--- Begin DATASET ENTRIES ---

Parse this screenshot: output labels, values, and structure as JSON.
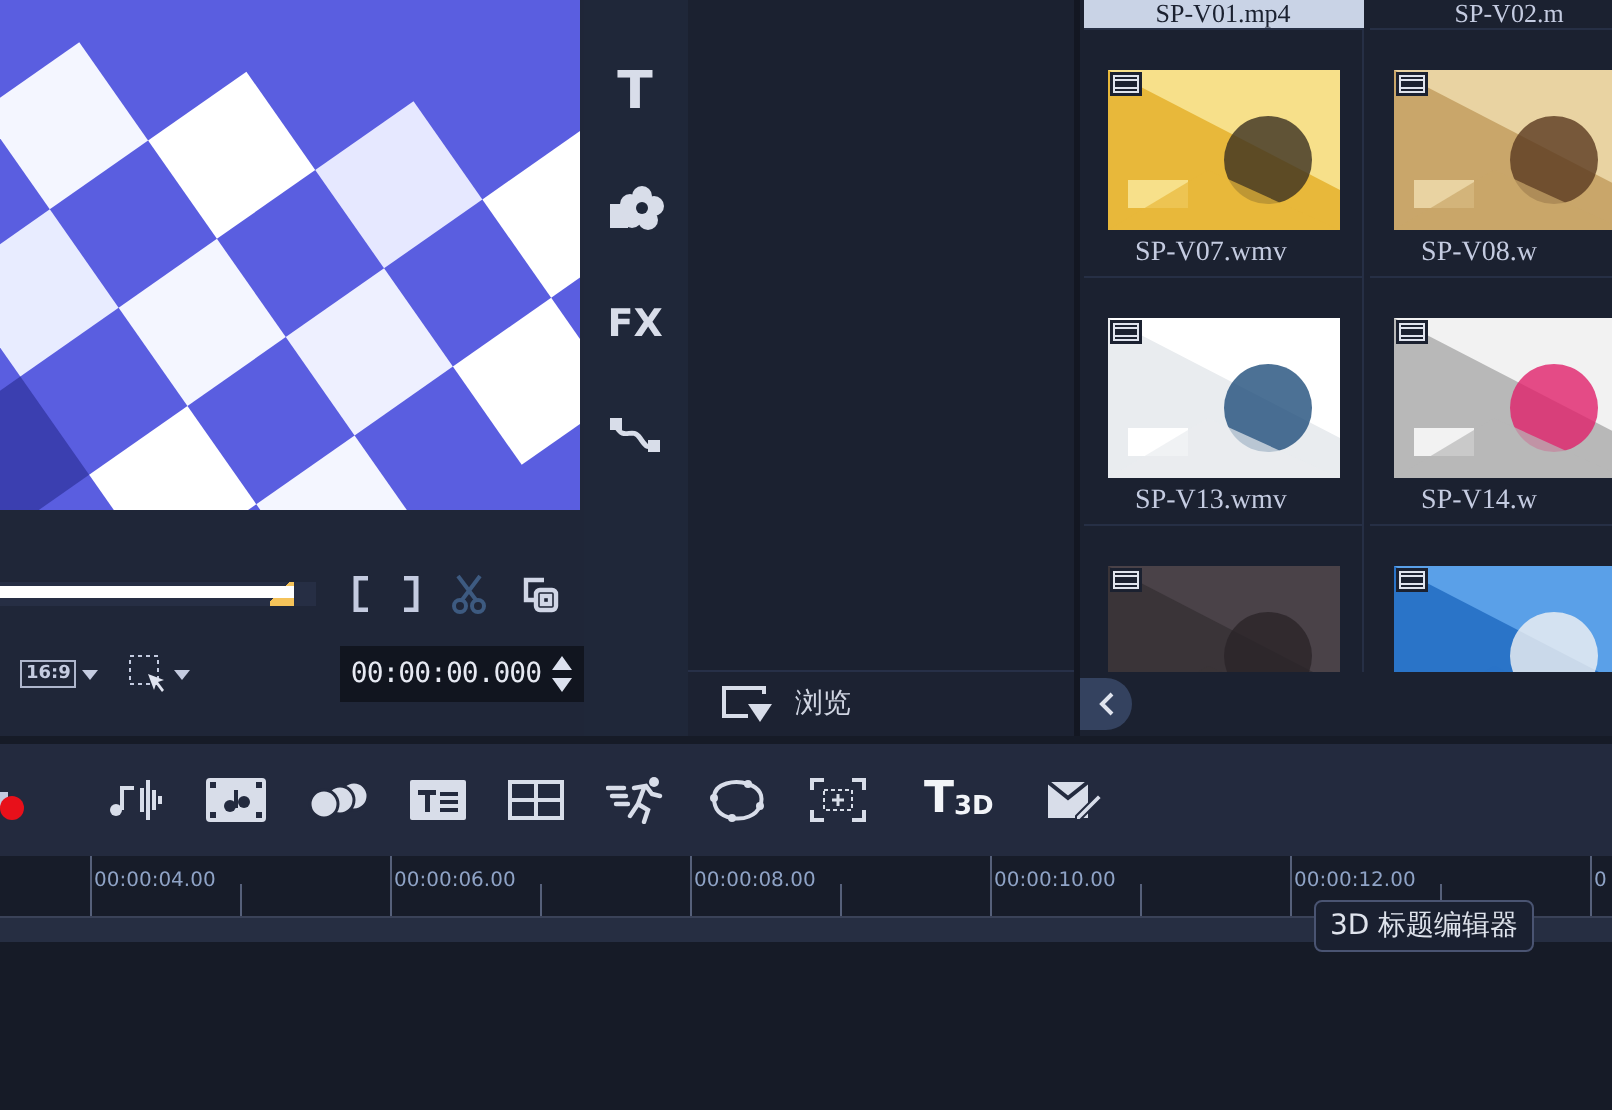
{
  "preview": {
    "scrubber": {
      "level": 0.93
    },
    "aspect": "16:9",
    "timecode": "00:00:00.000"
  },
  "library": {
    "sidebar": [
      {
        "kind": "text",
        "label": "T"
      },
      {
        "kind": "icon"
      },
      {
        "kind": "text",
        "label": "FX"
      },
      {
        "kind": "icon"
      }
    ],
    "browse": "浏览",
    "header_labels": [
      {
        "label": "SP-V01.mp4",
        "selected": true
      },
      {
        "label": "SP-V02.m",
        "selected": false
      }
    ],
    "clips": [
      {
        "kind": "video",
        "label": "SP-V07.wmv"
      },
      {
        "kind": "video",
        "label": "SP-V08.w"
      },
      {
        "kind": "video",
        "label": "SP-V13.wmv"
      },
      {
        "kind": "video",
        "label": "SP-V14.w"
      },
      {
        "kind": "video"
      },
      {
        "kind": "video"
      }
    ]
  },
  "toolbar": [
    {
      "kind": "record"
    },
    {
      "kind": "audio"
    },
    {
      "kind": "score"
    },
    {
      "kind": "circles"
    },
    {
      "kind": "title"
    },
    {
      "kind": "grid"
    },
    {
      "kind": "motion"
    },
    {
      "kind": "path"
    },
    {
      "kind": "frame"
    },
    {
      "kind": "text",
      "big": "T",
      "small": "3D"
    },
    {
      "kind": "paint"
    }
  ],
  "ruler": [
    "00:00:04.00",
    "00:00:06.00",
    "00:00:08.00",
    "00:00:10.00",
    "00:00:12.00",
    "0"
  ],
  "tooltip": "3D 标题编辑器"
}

--- End DATASET ENTRIES ---
--- Begin DATASET ENTRIES ---

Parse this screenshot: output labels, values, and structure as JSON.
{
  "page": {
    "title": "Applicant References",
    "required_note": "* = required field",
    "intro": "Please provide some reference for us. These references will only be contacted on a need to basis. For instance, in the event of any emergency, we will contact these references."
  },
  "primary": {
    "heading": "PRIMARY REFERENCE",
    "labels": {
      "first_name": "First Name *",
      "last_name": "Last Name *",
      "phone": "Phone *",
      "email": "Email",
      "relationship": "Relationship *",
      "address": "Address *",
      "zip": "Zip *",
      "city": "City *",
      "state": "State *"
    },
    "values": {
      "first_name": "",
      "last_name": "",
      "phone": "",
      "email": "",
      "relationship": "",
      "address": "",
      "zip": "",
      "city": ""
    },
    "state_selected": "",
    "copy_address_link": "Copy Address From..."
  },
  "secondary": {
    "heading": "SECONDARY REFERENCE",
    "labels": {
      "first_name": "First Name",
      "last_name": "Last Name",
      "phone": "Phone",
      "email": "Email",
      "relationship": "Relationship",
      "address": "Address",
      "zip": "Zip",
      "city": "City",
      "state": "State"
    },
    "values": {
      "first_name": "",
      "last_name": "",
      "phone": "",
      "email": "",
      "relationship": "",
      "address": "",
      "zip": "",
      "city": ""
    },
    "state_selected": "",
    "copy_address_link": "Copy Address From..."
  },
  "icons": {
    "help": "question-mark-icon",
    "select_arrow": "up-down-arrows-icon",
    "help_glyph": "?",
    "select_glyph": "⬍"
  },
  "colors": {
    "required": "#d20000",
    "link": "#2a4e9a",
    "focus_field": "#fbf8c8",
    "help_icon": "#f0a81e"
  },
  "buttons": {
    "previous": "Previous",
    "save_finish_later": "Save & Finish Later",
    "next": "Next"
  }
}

--- End DATASET ENTRIES ---

# PROBLEM STATEMENT
Pull out every line of the records that includes the string "phone".

# ANSWER BELOW
      "phone": "Phone *",
      "phone": "",
      "phone": "Phone",
      "phone": "",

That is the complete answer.